* Problem *
Copy all lines below exactly as written. Leave pictures out.

* Excerpted records *
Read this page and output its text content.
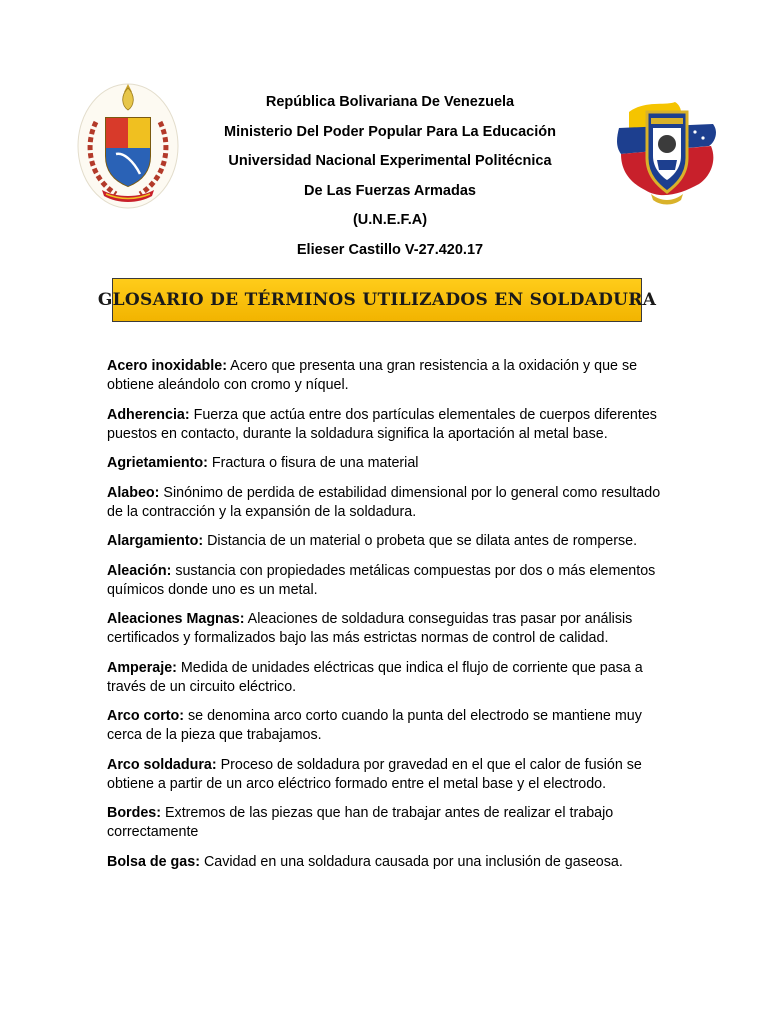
República Bolivariana De Venezuela
Ministerio Del Poder Popular Para La Educación
Universidad Nacional Experimental Politécnica
De Las Fuerzas Armadas
(U.N.E.F.A)
Elieser Castillo V-27.420.17
GLOSARIO DE TÉRMINOS UTILIZADOS EN SOLDADURA

Acero inoxidable: Acero que presenta una gran resistencia a la oxidación y que se obtiene aleándolo con cromo y níquel.

Adherencia: Fuerza que actúa entre dos partículas elementales de cuerpos diferentes puestos en contacto, durante la soldadura significa la aportación al metal base.

Agrietamiento: Fractura o fisura de una material

Alabeo: Sinónimo de perdida de estabilidad dimensional por lo general como resultado de la contracción y la expansión de la soldadura.

Alargamiento: Distancia de un material o probeta que se dilata antes de romperse.

Aleación: sustancia con propiedades metálicas compuestas por dos o más elementos químicos donde uno es un metal.

Aleaciones Magnas: Aleaciones de soldadura conseguidas tras pasar por análisis certificados y formalizados bajo las más estrictas normas de control de calidad.

Amperaje: Medida de unidades eléctricas que indica el flujo de corriente que pasa a través de un circuito eléctrico.

Arco corto: se denomina arco corto cuando la punta del electrodo se mantiene muy cerca de la pieza que trabajamos.

Arco soldadura: Proceso de soldadura por gravedad en el que el calor de fusión se obtiene a partir de un arco eléctrico formado entre el metal base y el electrodo.

Bordes: Extremos de las piezas que han de trabajar antes de realizar el trabajo correctamente

Bolsa de gas: Cavidad en una soldadura causada por una inclusión de gaseosa.
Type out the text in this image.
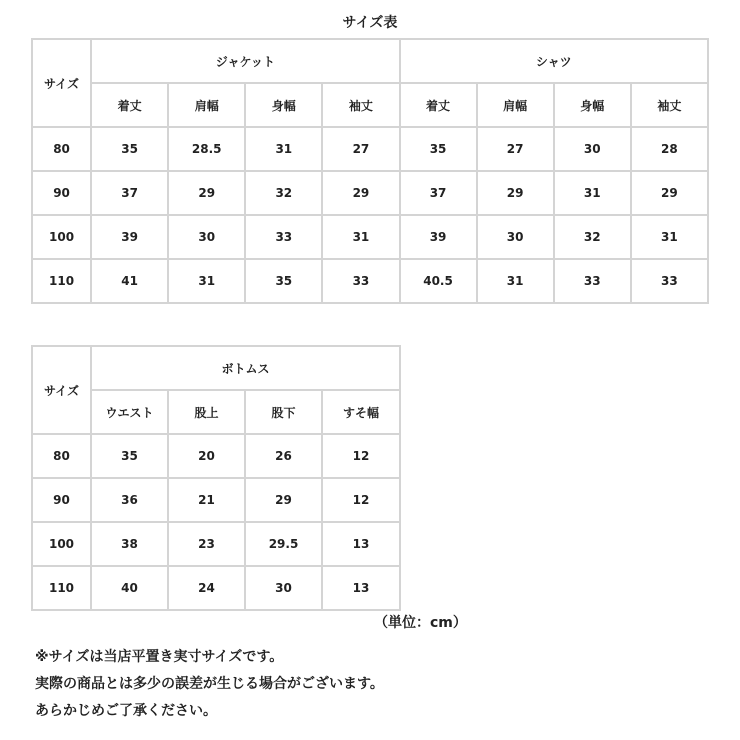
サイズ表
サイズ	ジャケット				シャツ			
	着丈	肩幅	身幅	袖丈	着丈	肩幅	身幅	袖丈
80	35	28.5	31	27	35	27	30	28
90	37	29	32	29	37	29	31	29
100	39	30	33	31	39	30	32	31
110	41	31	35	33	40.5	31	33	33
サイズ	ボトムス			
	ウエスト	股上	股下	すそ幅
80	35	20	26	12
90	36	21	29	12
100	38	23	29.5	13
110	40	24	30	13
（単位：cm）
※サイズは当店平置き実寸サイズです。
実際の商品とは多少の誤差が生じる場合がございます。
あらかじめご了承ください。
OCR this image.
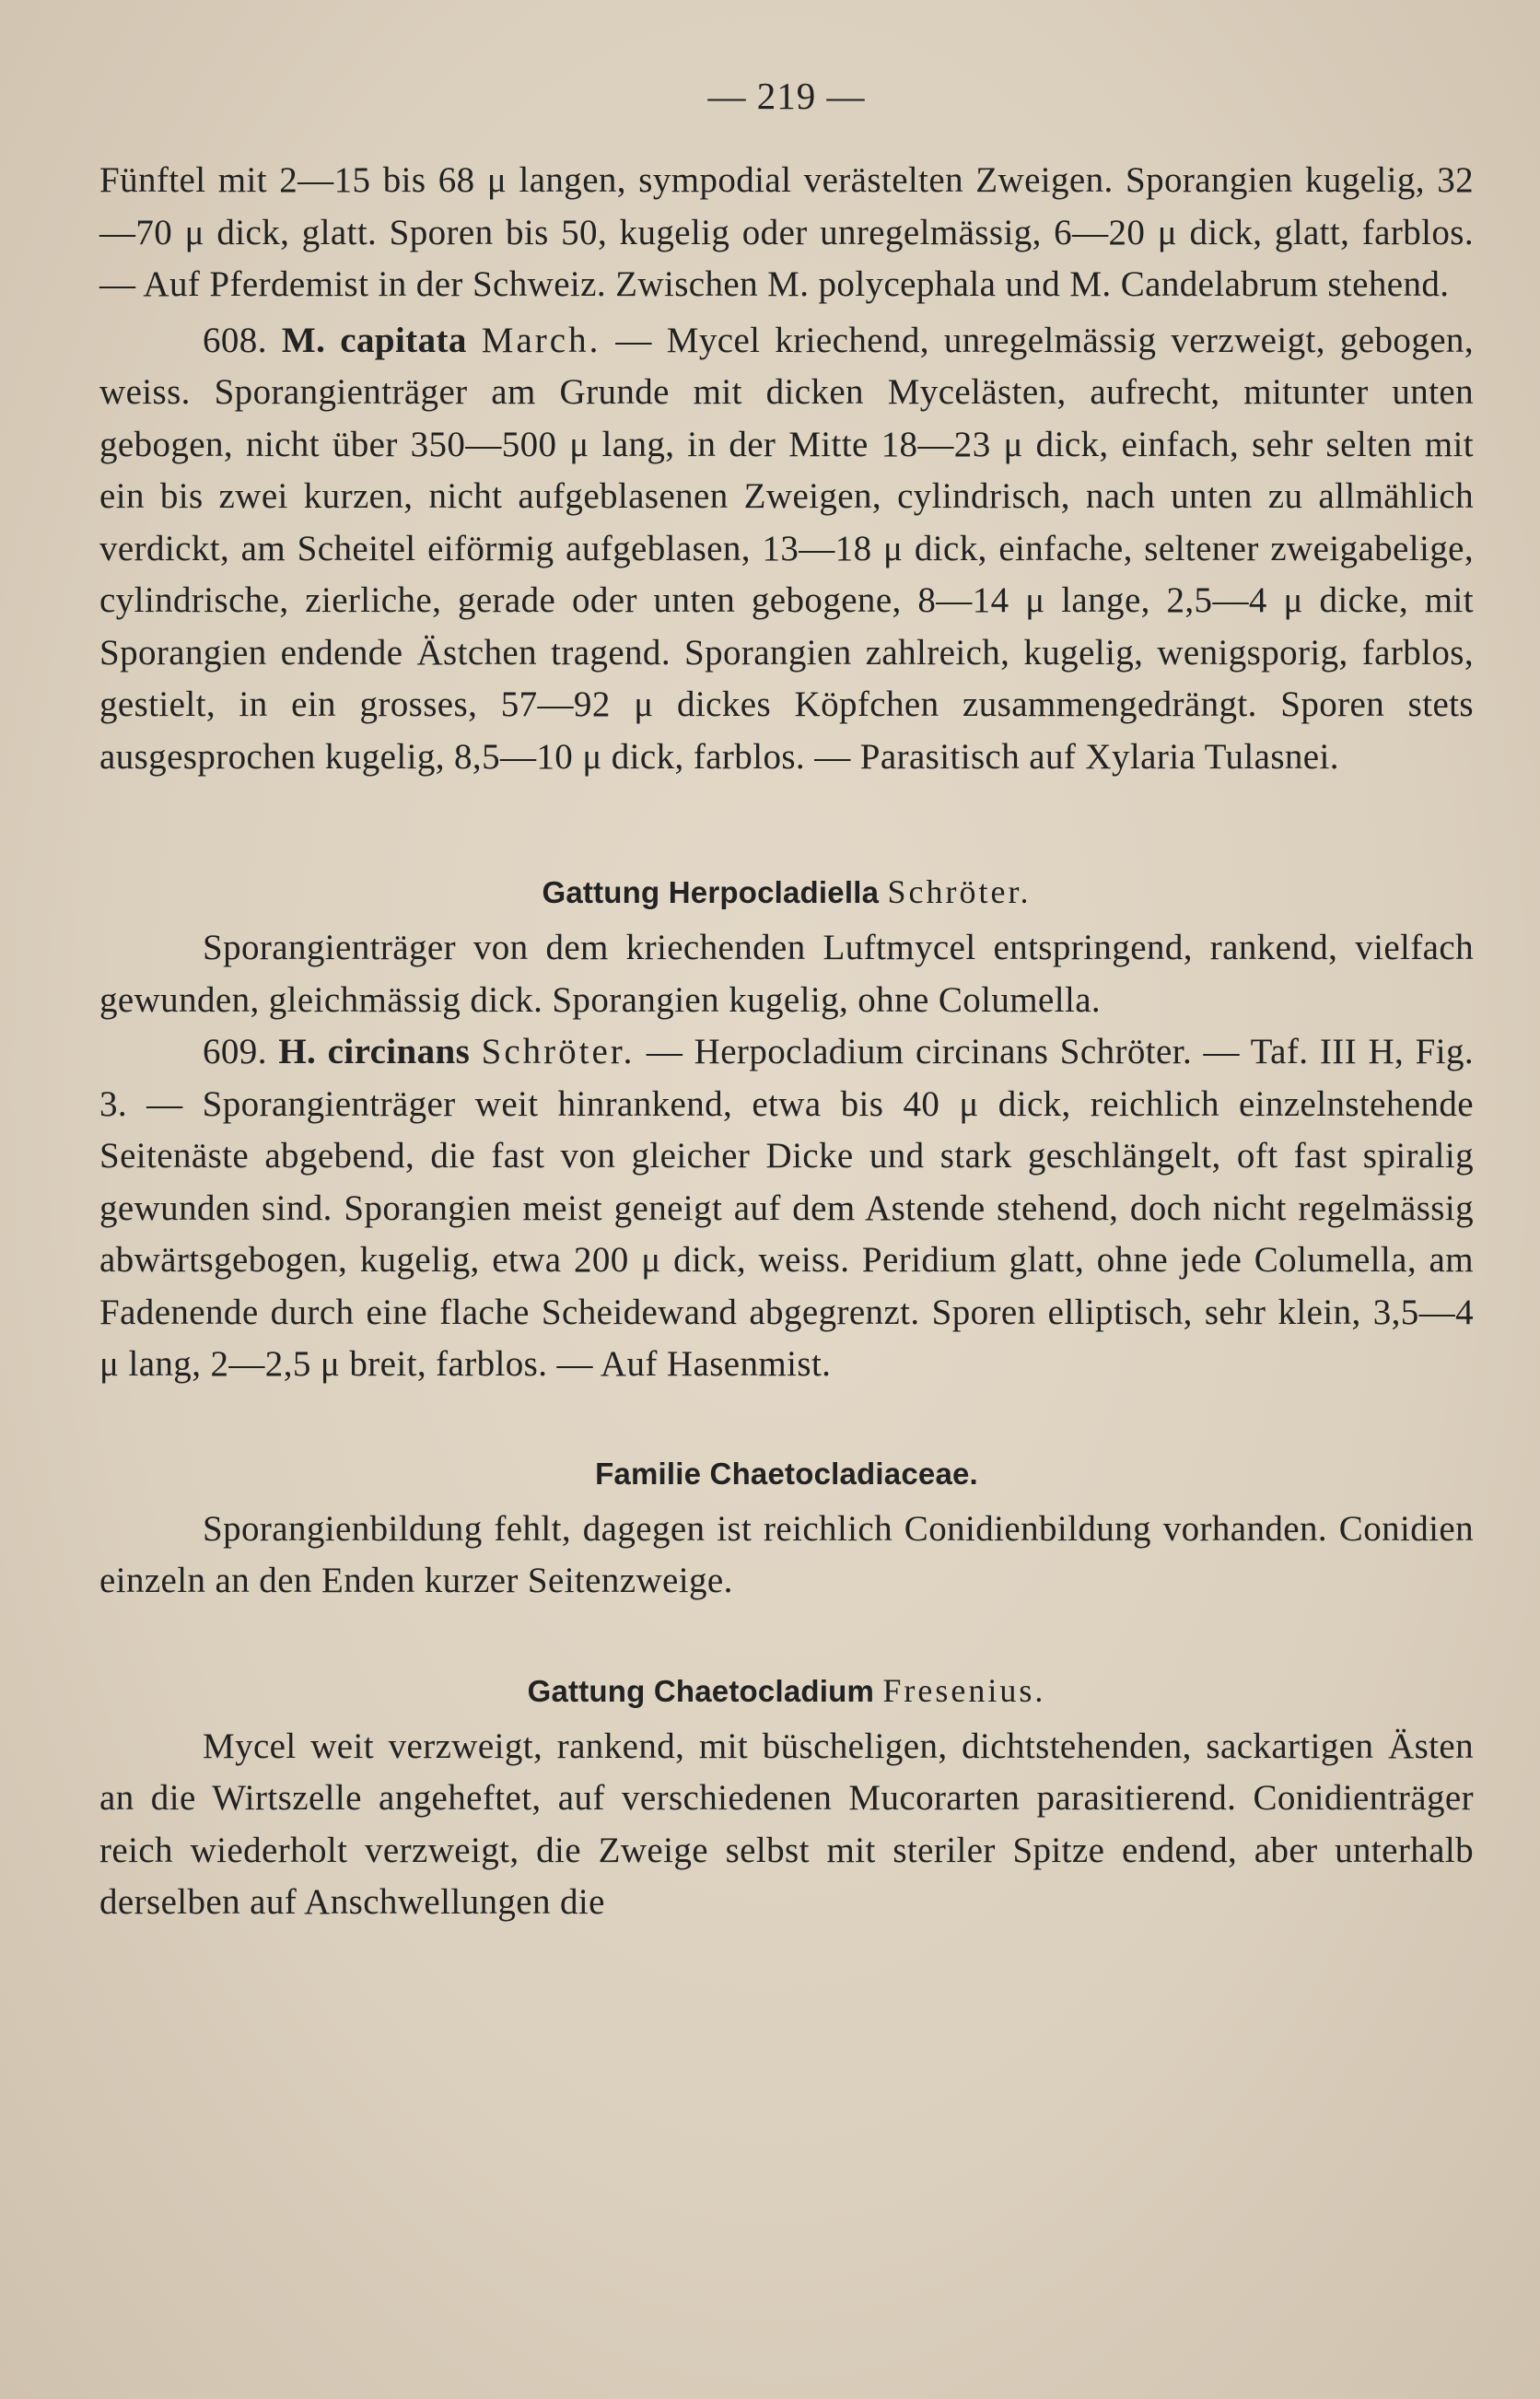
— 219 —

Fünftel mit 2—15 bis 68 μ langen, sympodial verästelten Zweigen. Sporangien kugelig, 32—70 μ dick, glatt. Sporen bis 50, kugelig oder unregelmässig, 6—20 μ dick, glatt, farblos. — Auf Pferdemist in der Schweiz. Zwischen M. polycephala und M. Candelabrum stehend.

608. M. capitata March. — Mycel kriechend, unregelmässig verzweigt, gebogen, weiss. Sporangienträger am Grunde mit dicken Mycelästen, aufrecht, mitunter unten gebogen, nicht über 350—500 μ lang, in der Mitte 18—23 μ dick, einfach, sehr selten mit ein bis zwei kurzen, nicht aufgeblasenen Zweigen, cylindrisch, nach unten zu allmählich verdickt, am Scheitel eiförmig aufgeblasen, 13—18 μ dick, einfache, seltener zweigabelige, cylindrische, zierliche, gerade oder unten gebogene, 8—14 μ lange, 2,5—4 μ dicke, mit Sporangien endende Ästchen tragend. Sporangien zahlreich, kugelig, wenigsporig, farblos, gestielt, in ein grosses, 57—92 μ dickes Köpfchen zusammengedrängt. Sporen stets ausgesprochen kugelig, 8,5—10 μ dick, farblos. — Parasitisch auf Xylaria Tulasnei.

Gattung Herpocladiella Schröter.

Sporangienträger von dem kriechenden Luftmycel entspringend, rankend, vielfach gewunden, gleichmässig dick. Sporangien kugelig, ohne Columella.

609. H. circinans Schröter. — Herpocladium circinans Schröter. — Taf. III H, Fig. 3. — Sporangienträger weit hinrankend, etwa bis 40 μ dick, reichlich einzelnstehende Seitenäste abgebend, die fast von gleicher Dicke und stark geschlängelt, oft fast spiralig gewunden sind. Sporangien meist geneigt auf dem Astende stehend, doch nicht regelmässig abwärtsgebogen, kugelig, etwa 200 μ dick, weiss. Peridium glatt, ohne jede Columella, am Fadenende durch eine flache Scheidewand abgegrenzt. Sporen elliptisch, sehr klein, 3,5—4 μ lang, 2—2,5 μ breit, farblos. — Auf Hasenmist.

Familie Chaetocladiaceae.

Sporangienbildung fehlt, dagegen ist reichlich Conidienbildung vorhanden. Conidien einzeln an den Enden kurzer Seitenzweige.

Gattung Chaetocladium Fresenius.

Mycel weit verzweigt, rankend, mit büscheligen, dichtstehenden, sackartigen Ästen an die Wirtszelle angeheftet, auf verschiedenen Mucorarten parasitierend. Conidienträger reich wiederholt verzweigt, die Zweige selbst mit steriler Spitze endend, aber unterhalb derselben auf Anschwellungen die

* Response to the task *
Read this page and output its text content.
República Bolivariana De Venezuela
Ministerio Del Poder Popular Para La Educación
Universidad Nacional Experimental Politécnica
De Las Fuerzas Armadas
(U.N.E.F.A)
Elieser Castillo V-27.420.17
GLOSARIO DE TÉRMINOS UTILIZADOS EN SOLDADURA

Acero inoxidable: Acero que presenta una gran resistencia a la oxidación y que se obtiene aleándolo con cromo y níquel.

Adherencia: Fuerza que actúa entre dos partículas elementales de cuerpos diferentes puestos en contacto, durante la soldadura significa la aportación al metal base.

Agrietamiento: Fractura o fisura de una material

Alabeo: Sinónimo de perdida de estabilidad dimensional por lo general como resultado de la contracción y la expansión de la soldadura.

Alargamiento: Distancia de un material o probeta que se dilata antes de romperse.

Aleación: sustancia con propiedades metálicas compuestas por dos o más elementos químicos donde uno es un metal.

Aleaciones Magnas: Aleaciones de soldadura conseguidas tras pasar por análisis certificados y formalizados bajo las más estrictas normas de control de calidad.

Amperaje: Medida de unidades eléctricas que indica el flujo de corriente que pasa a través de un circuito eléctrico.

Arco corto: se denomina arco corto cuando la punta del electrodo se mantiene muy cerca de la pieza que trabajamos.

Arco soldadura: Proceso de soldadura por gravedad en el que el calor de fusión se obtiene a partir de un arco eléctrico formado entre el metal base y el electrodo.

Bordes: Extremos de las piezas que han de trabajar antes de realizar el trabajo correctamente

Bolsa de gas: Cavidad en una soldadura causada por una inclusión de gaseosa.
Type out the text in this image.
サイズ表
サイズ	ジャケット				シャツ			
	着丈	肩幅	身幅	袖丈	着丈	肩幅	身幅	袖丈
80	35	28.5	31	27	35	27	30	28
90	37	29	32	29	37	29	31	29
100	39	30	33	31	39	30	32	31
110	41	31	35	33	40.5	31	33	33
サイズ	ボトムス			
	ウエスト	股上	股下	すそ幅
80	35	20	26	12
90	36	21	29	12
100	38	23	29.5	13
110	40	24	30	13
（単位：cm）
※サイズは当店平置き実寸サイズです。
実際の商品とは多少の誤差が生じる場合がございます。
あらかじめご了承ください。
OCR this image.
— 219 —

Fünftel mit 2—15 bis 68 μ langen, sympodial verästelten Zweigen. Sporangien kugelig, 32—70 μ dick, glatt. Sporen bis 50, kugelig oder unregelmässig, 6—20 μ dick, glatt, farblos. — Auf Pferdemist in der Schweiz. Zwischen M. polycephala und M. Candelabrum stehend.

608. M. capitata March. — Mycel kriechend, unregelmässig verzweigt, gebogen, weiss. Sporangienträger am Grunde mit dicken Mycelästen, aufrecht, mitunter unten gebogen, nicht über 350—500 μ lang, in der Mitte 18—23 μ dick, einfach, sehr selten mit ein bis zwei kurzen, nicht aufgeblasenen Zweigen, cylindrisch, nach unten zu allmählich verdickt, am Scheitel eiförmig aufgeblasen, 13—18 μ dick, einfache, seltener zweigabelige, cylindrische, zierliche, gerade oder unten gebogene, 8—14 μ lange, 2,5—4 μ dicke, mit Sporangien endende Ästchen tragend. Sporangien zahlreich, kugelig, wenigsporig, farblos, gestielt, in ein grosses, 57—92 μ dickes Köpfchen zusammengedrängt. Sporen stets ausgesprochen kugelig, 8,5—10 μ dick, farblos. — Parasitisch auf Xylaria Tulasnei.

Gattung Herpocladiella Schröter.

Sporangienträger von dem kriechenden Luftmycel entspringend, rankend, vielfach gewunden, gleichmässig dick. Sporangien kugelig, ohne Columella.

609. H. circinans Schröter. — Herpocladium circinans Schröter. — Taf. III H, Fig. 3. — Sporangienträger weit hinrankend, etwa bis 40 μ dick, reichlich einzelnstehende Seitenäste abgebend, die fast von gleicher Dicke und stark geschlängelt, oft fast spiralig gewunden sind. Sporangien meist geneigt auf dem Astende stehend, doch nicht regelmässig abwärtsgebogen, kugelig, etwa 200 μ dick, weiss. Peridium glatt, ohne jede Columella, am Fadenende durch eine flache Scheidewand abgegrenzt. Sporen elliptisch, sehr klein, 3,5—4 μ lang, 2—2,5 μ breit, farblos. — Auf Hasenmist.

Familie Chaetocladiaceae.

Sporangienbildung fehlt, dagegen ist reichlich Conidienbildung vorhanden. Conidien einzeln an den Enden kurzer Seitenzweige.

Gattung Chaetocladium Fresenius.

Mycel weit verzweigt, rankend, mit büscheligen, dichtstehenden, sackartigen Ästen an die Wirtszelle angeheftet, auf verschiedenen Mucorarten parasitierend. Conidienträger reich wiederholt verzweigt, die Zweige selbst mit steriler Spitze endend, aber unterhalb derselben auf Anschwellungen die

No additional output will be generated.